→ Figure contents as structured data
----------

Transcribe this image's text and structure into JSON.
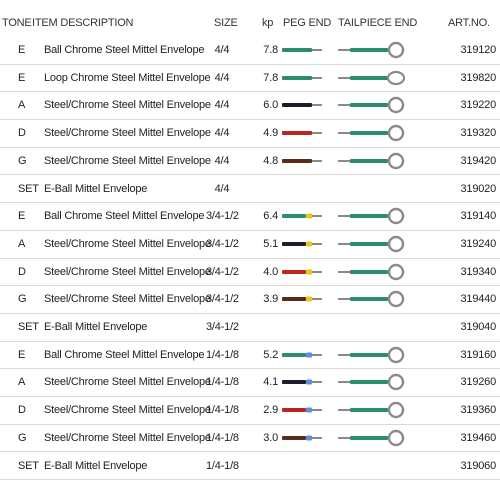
{
  "header": {
    "tone": "TONE",
    "item": "ITEM DESCRIPTION",
    "size": "SIZE",
    "kp": "kp",
    "peg": "PEG END",
    "tail": "TAILPIECE END",
    "art": "ART.NO."
  },
  "colors": {
    "green": "#2e8b6e",
    "grey": "#8a8a8a",
    "black": "#1c1c2e",
    "red": "#b8261f",
    "brown": "#5a2a1a",
    "yellow": "#e8c61a",
    "blue": "#5b8fd6"
  },
  "rows": [
    {
      "tone": "E",
      "desc": "Ball Chrome Steel Mittel Envelope",
      "size": "4/4",
      "kp": "7.8",
      "art": "319120",
      "peg": "green",
      "tip": null,
      "tail": "ball"
    },
    {
      "tone": "E",
      "desc": "Loop Chrome Steel Mittel Envelope",
      "size": "4/4",
      "kp": "7.8",
      "art": "319820",
      "peg": "green",
      "tip": null,
      "tail": "loop"
    },
    {
      "tone": "A",
      "desc": "Steel/Chrome Steel Mittel Envelope",
      "size": "4/4",
      "kp": "6.0",
      "art": "319220",
      "peg": "black",
      "tip": null,
      "tail": "ball"
    },
    {
      "tone": "D",
      "desc": "Steel/Chrome Steel Mittel Envelope",
      "size": "4/4",
      "kp": "4.9",
      "art": "319320",
      "peg": "red",
      "tip": null,
      "tail": "ball"
    },
    {
      "tone": "G",
      "desc": "Steel/Chrome Steel Mittel Envelope",
      "size": "4/4",
      "kp": "4.8",
      "art": "319420",
      "peg": "brown",
      "tip": null,
      "tail": "ball"
    },
    {
      "tone": "SET",
      "desc": "E-Ball Mittel Envelope",
      "size": "4/4",
      "kp": "",
      "art": "319020",
      "peg": null,
      "tip": null,
      "tail": null
    },
    {
      "tone": "E",
      "desc": "Ball Chrome Steel Mittel Envelope",
      "size": "3/4-1/2",
      "kp": "6.4",
      "art": "319140",
      "peg": "green",
      "tip": "yellow",
      "tail": "ball"
    },
    {
      "tone": "A",
      "desc": "Steel/Chrome Steel Mittel Envelope",
      "size": "3/4-1/2",
      "kp": "5.1",
      "art": "319240",
      "peg": "black",
      "tip": "yellow",
      "tail": "ball"
    },
    {
      "tone": "D",
      "desc": "Steel/Chrome Steel Mittel Envelope",
      "size": "3/4-1/2",
      "kp": "4.0",
      "art": "319340",
      "peg": "red",
      "tip": "yellow",
      "tail": "ball"
    },
    {
      "tone": "G",
      "desc": "Steel/Chrome Steel Mittel Envelope",
      "size": "3/4-1/2",
      "kp": "3.9",
      "art": "319440",
      "peg": "brown",
      "tip": "yellow",
      "tail": "ball"
    },
    {
      "tone": "SET",
      "desc": "E-Ball Mittel Envelope",
      "size": "3/4-1/2",
      "kp": "",
      "art": "319040",
      "peg": null,
      "tip": null,
      "tail": null
    },
    {
      "tone": "E",
      "desc": "Ball Chrome Steel Mittel Envelope",
      "size": "1/4-1/8",
      "kp": "5.2",
      "art": "319160",
      "peg": "green",
      "tip": "blue",
      "tail": "ball"
    },
    {
      "tone": "A",
      "desc": "Steel/Chrome Steel Mittel Envelope",
      "size": "1/4-1/8",
      "kp": "4.1",
      "art": "319260",
      "peg": "black",
      "tip": "blue",
      "tail": "ball"
    },
    {
      "tone": "D",
      "desc": "Steel/Chrome Steel Mittel Envelope",
      "size": "1/4-1/8",
      "kp": "2.9",
      "art": "319360",
      "peg": "red",
      "tip": "blue",
      "tail": "ball"
    },
    {
      "tone": "G",
      "desc": "Steel/Chrome Steel Mittel Envelope",
      "size": "1/4-1/8",
      "kp": "3.0",
      "art": "319460",
      "peg": "brown",
      "tip": "blue",
      "tail": "ball"
    },
    {
      "tone": "SET",
      "desc": "E-Ball Mittel Envelope",
      "size": "1/4-1/8",
      "kp": "",
      "art": "319060",
      "peg": null,
      "tip": null,
      "tail": null
    }
  ]
}
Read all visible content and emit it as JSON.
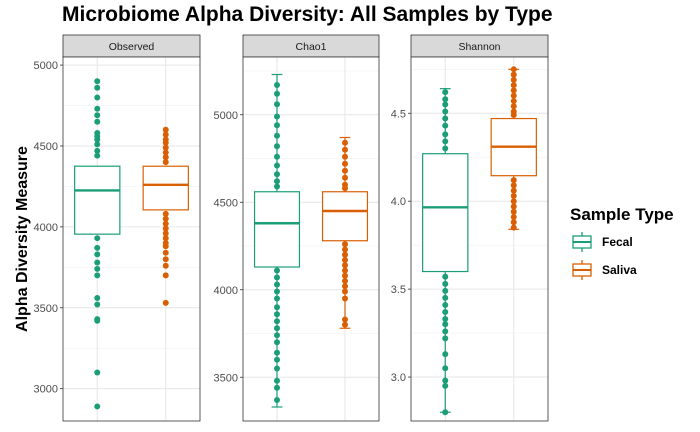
{
  "title": "Microbiome Alpha Diversity: All Samples by Type",
  "ylabel": "Alpha Diversity Measure",
  "legend": {
    "title": "Sample Type",
    "items": [
      {
        "label": "Fecal",
        "color": "#1b9e77"
      },
      {
        "label": "Saliva",
        "color": "#d95f02"
      }
    ]
  },
  "chart_data": [
    {
      "type": "boxplot",
      "facet": "Observed",
      "ylim": [
        2800,
        5050
      ],
      "yticks": [
        3000,
        3500,
        4000,
        4500,
        5000
      ],
      "grid": true,
      "series": [
        {
          "name": "Fecal",
          "color": "#1b9e77",
          "q1": 3955,
          "median": 4225,
          "q3": 4375,
          "whisker_low": 3955,
          "whisker_high": 4375,
          "outliers": [
            4900,
            4860,
            4800,
            4730,
            4690,
            4650,
            4580,
            4560,
            4540,
            4510,
            4470,
            4440,
            3930,
            3870,
            3830,
            3780,
            3740,
            3700,
            3560,
            3520,
            3430,
            3420,
            3100,
            2890
          ]
        },
        {
          "name": "Saliva",
          "color": "#d95f02",
          "q1": 4105,
          "median": 4260,
          "q3": 4375,
          "whisker_low": 4105,
          "whisker_high": 4375,
          "outliers": [
            4600,
            4570,
            4540,
            4520,
            4490,
            4460,
            4430,
            4400,
            4080,
            4050,
            4020,
            3990,
            3960,
            3930,
            3900,
            3880,
            3840,
            3800,
            3760,
            3700,
            3530
          ]
        }
      ]
    },
    {
      "type": "boxplot",
      "facet": "Chao1",
      "ylim": [
        3250,
        5330
      ],
      "yticks": [
        3500,
        4000,
        4500,
        5000
      ],
      "grid": true,
      "series": [
        {
          "name": "Fecal",
          "color": "#1b9e77",
          "q1": 4130,
          "median": 4380,
          "q3": 4560,
          "whisker_low": 3330,
          "whisker_high": 5230,
          "outliers": [
            5170,
            5120,
            5060,
            4990,
            4940,
            4880,
            4820,
            4760,
            4710,
            4660,
            4620,
            4590,
            4110,
            4070,
            4030,
            3990,
            3950,
            3900,
            3860,
            3820,
            3780,
            3740,
            3700,
            3640,
            3600,
            3550,
            3480,
            3440,
            3370
          ]
        },
        {
          "name": "Saliva",
          "color": "#d95f02",
          "q1": 4280,
          "median": 4450,
          "q3": 4560,
          "whisker_low": 3780,
          "whisker_high": 4870,
          "outliers": [
            4840,
            4800,
            4760,
            4720,
            4680,
            4640,
            4600,
            4580,
            4260,
            4230,
            4200,
            4170,
            4140,
            4110,
            4080,
            4050,
            4020,
            3990,
            3950,
            3830,
            3800
          ]
        }
      ]
    },
    {
      "type": "boxplot",
      "facet": "Shannon",
      "ylim": [
        2.75,
        4.82
      ],
      "yticks": [
        3.0,
        3.5,
        4.0,
        4.5
      ],
      "grid": true,
      "series": [
        {
          "name": "Fecal",
          "color": "#1b9e77",
          "q1": 3.6,
          "median": 3.965,
          "q3": 4.27,
          "whisker_low": 2.8,
          "whisker_high": 4.64,
          "outliers": [
            4.62,
            4.58,
            4.55,
            4.51,
            4.47,
            4.43,
            4.38,
            4.34,
            4.3,
            3.57,
            3.53,
            3.49,
            3.45,
            3.41,
            3.37,
            3.33,
            3.3,
            3.26,
            3.22,
            3.13,
            3.05,
            2.98,
            2.95,
            2.8
          ]
        },
        {
          "name": "Saliva",
          "color": "#d95f02",
          "q1": 4.145,
          "median": 4.31,
          "q3": 4.47,
          "whisker_low": 3.84,
          "whisker_high": 4.75,
          "outliers": [
            4.75,
            4.72,
            4.69,
            4.66,
            4.63,
            4.6,
            4.57,
            4.54,
            4.51,
            4.49,
            4.12,
            4.09,
            4.06,
            4.03,
            4.0,
            3.97,
            3.94,
            3.91,
            3.88,
            3.85
          ]
        }
      ]
    }
  ]
}
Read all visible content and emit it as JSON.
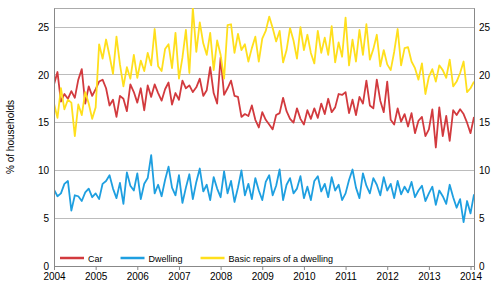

----------

→ Job
Which lines contain "median"? Copy each of them.

→ Answer
          "median": 4225,
          "median": 4260,
          "median": 4380,
          "median": 4450,
          "median": 3.965,
          "median": 4.31,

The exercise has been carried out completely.